---- THE DATA
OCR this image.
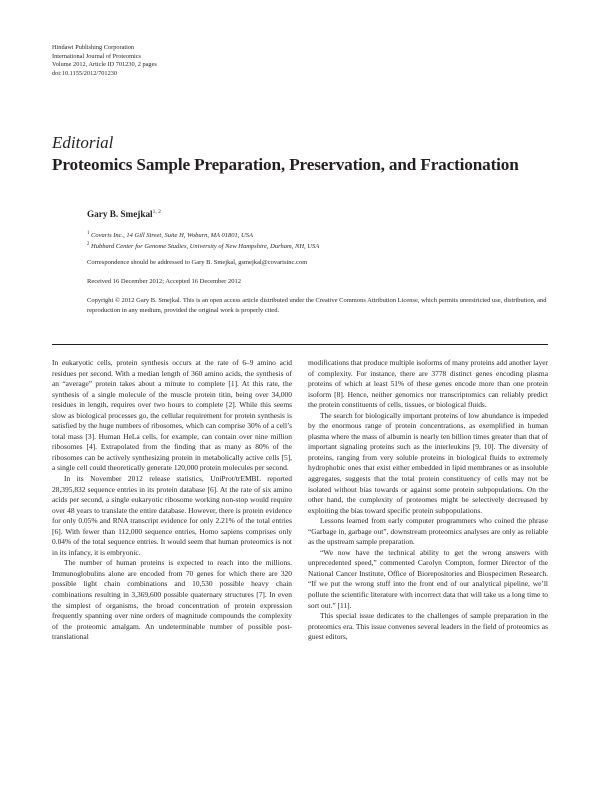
Hindawi Publishing Corporation
International Journal of Proteomics
Volume 2012, Article ID 701230, 2 pages
doi:10.1155/2012/701230
Editorial
Proteomics Sample Preparation, Preservation, and Fractionation
Gary B. Smejkal$^{1, 2}$
$^1$ Covaris Inc., 14 Gill Street, Suite H, Woburn, MA 01801, USA
$^2$ Hubbard Center for Genome Studies, University of New Hampshire, Durham, NH, USA
Correspondence should be addressed to Gary B. Smejkal, gsmejkal@covarisinc.com
Received 16 December 2012; Accepted 16 December 2012
Copyright © 2012 Gary B. Smejkal. This is an open access article distributed under the Creative Commons Attribution License, which permits unrestricted use, distribution, and reproduction in any medium, provided the original work is properly cited.

In eukaryotic cells, protein synthesis occurs at the rate of 6–9 amino acid residues per second. With a median length of 360 amino acids, the synthesis of an “average” protein takes about a minute to complete [1]. At this rate, the synthesis of a single molecule of the muscle protein titin, being over 34,000 residues in length, requires over two hours to complete [2]. While this seems slow as biological processes go, the cellular requirement for protein synthesis is satisfied by the huge numbers of ribosomes, which can comprise 30% of a cell’s total mass [3]. Human HeLa cells, for example, can contain over nine million ribosomes [4]. Extrapolated from the finding that as many as 80% of the ribosomes can be actively synthesizing protein in metabolically active cells [5], a single cell could theoretically generate 120,000 protein molecules per second.

In its November 2012 release statistics, UniProt/trEMBL reported 28,395,832 sequence entries in its protein database [6]. At the rate of six amino acids per second, a single eukaryotic ribosome working non-stop would require over 48 years to translate the entire database. However, there is protein evidence for only 0.05% and RNA transcript evidence for only 2.21% of the total entries [6]. With fewer than 112,000 sequence entries, Homo sapiens comprises only 0.04% of the total sequence entries. It would seem that human proteomics is not in its infancy, it is embryonic.

The number of human proteins is expected to reach into the millions. Immunoglobulins alone are encoded from 70 genes for which there are 320 possible light chain combinations and 10,530 possible heavy chain combinations resulting in 3,369,600 possible quaternary structures [7]. In even the simplest of organisms, the broad concentration of protein expression frequently spanning over nine orders of magnitude compounds the complexity of the proteomic amalgam. An undeterminable number of possible post-translational

modifications that produce multiple isoforms of many proteins add another layer of complexity. For instance, there are 3778 distinct genes encoding plasma proteins of which at least 51% of these genes encode more than one protein isoform [8]. Hence, neither genomics nor transcriptomics can reliably predict the protein constituents of cells, tissues, or biological fluids.

The search for biologically important proteins of low abundance is impeded by the enormous range of protein concentrations, as exemplified in human plasma where the mass of albumin is nearly ten billion times greater than that of important signaling proteins such as the interleukins [9, 10]. The diversity of proteins, ranging from very soluble proteins in biological fluids to extremely hydrophobic ones that exist either embedded in lipid membranes or as insoluble aggregates, suggests that the total protein constituency of cells may not be isolated without bias towards or against some protein subpopulations. On the other hand, the complexity of proteomes might be selectively decreased by exploiting the bias toward specific protein subpopulations.

Lessons learned from early computer programmers who coined the phrase “Garbage in, garbage out”, downstream proteomics analyses are only as reliable as the upstream sample preparation.

“We now have the technical ability to get the wrong answers with unprecedented speed,” commented Carolyn Compton, former Director of the National Cancer Institute, Office of Biorepositories and Biospecimen Research. “If we put the wrong stuff into the front end of our analytical pipeline, we’ll pollute the scientific literature with incorrect data that will take us a long time to sort out.” [11].

This special issue dedicates to the challenges of sample preparation in the proteomics era. This issue convenes several leaders in the field of proteomics as guest editors,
--------
EXERCISE DIRECTIONS:
Copy the listing above in full and exactly, but omit each picture that it holds.

SOLUTION TO THE EXERCISE:
OCR this image.
Hindawi Publishing Corporation
International Journal of Proteomics
Volume 2012, Article ID 701230, 2 pages
doi:10.1155/2012/701230
Editorial
Proteomics Sample Preparation, Preservation, and Fractionation
Gary B. Smejkal$^{1, 2}$
$^1$ Covaris Inc., 14 Gill Street, Suite H, Woburn, MA 01801, USA
$^2$ Hubbard Center for Genome Studies, University of New Hampshire, Durham, NH, USA
Correspondence should be addressed to Gary B. Smejkal, gsmejkal@covarisinc.com
Received 16 December 2012; Accepted 16 December 2012
Copyright © 2012 Gary B. Smejkal. This is an open access article distributed under the Creative Commons Attribution License, which permits unrestricted use, distribution, and reproduction in any medium, provided the original work is properly cited.

In eukaryotic cells, protein synthesis occurs at the rate of 6–9 amino acid residues per second. With a median length of 360 amino acids, the synthesis of an “average” protein takes about a minute to complete [1]. At this rate, the synthesis of a single molecule of the muscle protein titin, being over 34,000 residues in length, requires over two hours to complete [2]. While this seems slow as biological processes go, the cellular requirement for protein synthesis is satisfied by the huge numbers of ribosomes, which can comprise 30% of a cell’s total mass [3]. Human HeLa cells, for example, can contain over nine million ribosomes [4]. Extrapolated from the finding that as many as 80% of the ribosomes can be actively synthesizing protein in metabolically active cells [5], a single cell could theoretically generate 120,000 protein molecules per second.

In its November 2012 release statistics, UniProt/trEMBL reported 28,395,832 sequence entries in its protein database [6]. At the rate of six amino acids per second, a single eukaryotic ribosome working non-stop would require over 48 years to translate the entire database. However, there is protein evidence for only 0.05% and RNA transcript evidence for only 2.21% of the total entries [6]. With fewer than 112,000 sequence entries, Homo sapiens comprises only 0.04% of the total sequence entries. It would seem that human proteomics is not in its infancy, it is embryonic.

The number of human proteins is expected to reach into the millions. Immunoglobulins alone are encoded from 70 genes for which there are 320 possible light chain combinations and 10,530 possible heavy chain combinations resulting in 3,369,600 possible quaternary structures [7]. In even the simplest of organisms, the broad concentration of protein expression frequently spanning over nine orders of magnitude compounds the complexity of the proteomic amalgam. An undeterminable number of possible post-translational

modifications that produce multiple isoforms of many proteins add another layer of complexity. For instance, there are 3778 distinct genes encoding plasma proteins of which at least 51% of these genes encode more than one protein isoform [8]. Hence, neither genomics nor transcriptomics can reliably predict the protein constituents of cells, tissues, or biological fluids.

The search for biologically important proteins of low abundance is impeded by the enormous range of protein concentrations, as exemplified in human plasma where the mass of albumin is nearly ten billion times greater than that of important signaling proteins such as the interleukins [9, 10]. The diversity of proteins, ranging from very soluble proteins in biological fluids to extremely hydrophobic ones that exist either embedded in lipid membranes or as insoluble aggregates, suggests that the total protein constituency of cells may not be isolated without bias towards or against some protein subpopulations. On the other hand, the complexity of proteomes might be selectively decreased by exploiting the bias toward specific protein subpopulations.

Lessons learned from early computer programmers who coined the phrase “Garbage in, garbage out”, downstream proteomics analyses are only as reliable as the upstream sample preparation.

“We now have the technical ability to get the wrong answers with unprecedented speed,” commented Carolyn Compton, former Director of the National Cancer Institute, Office of Biorepositories and Biospecimen Research. “If we put the wrong stuff into the front end of our analytical pipeline, we’ll pollute the scientific literature with incorrect data that will take us a long time to sort out.” [11].

This special issue dedicates to the challenges of sample preparation in the proteomics era. This issue convenes several leaders in the field of proteomics as guest editors,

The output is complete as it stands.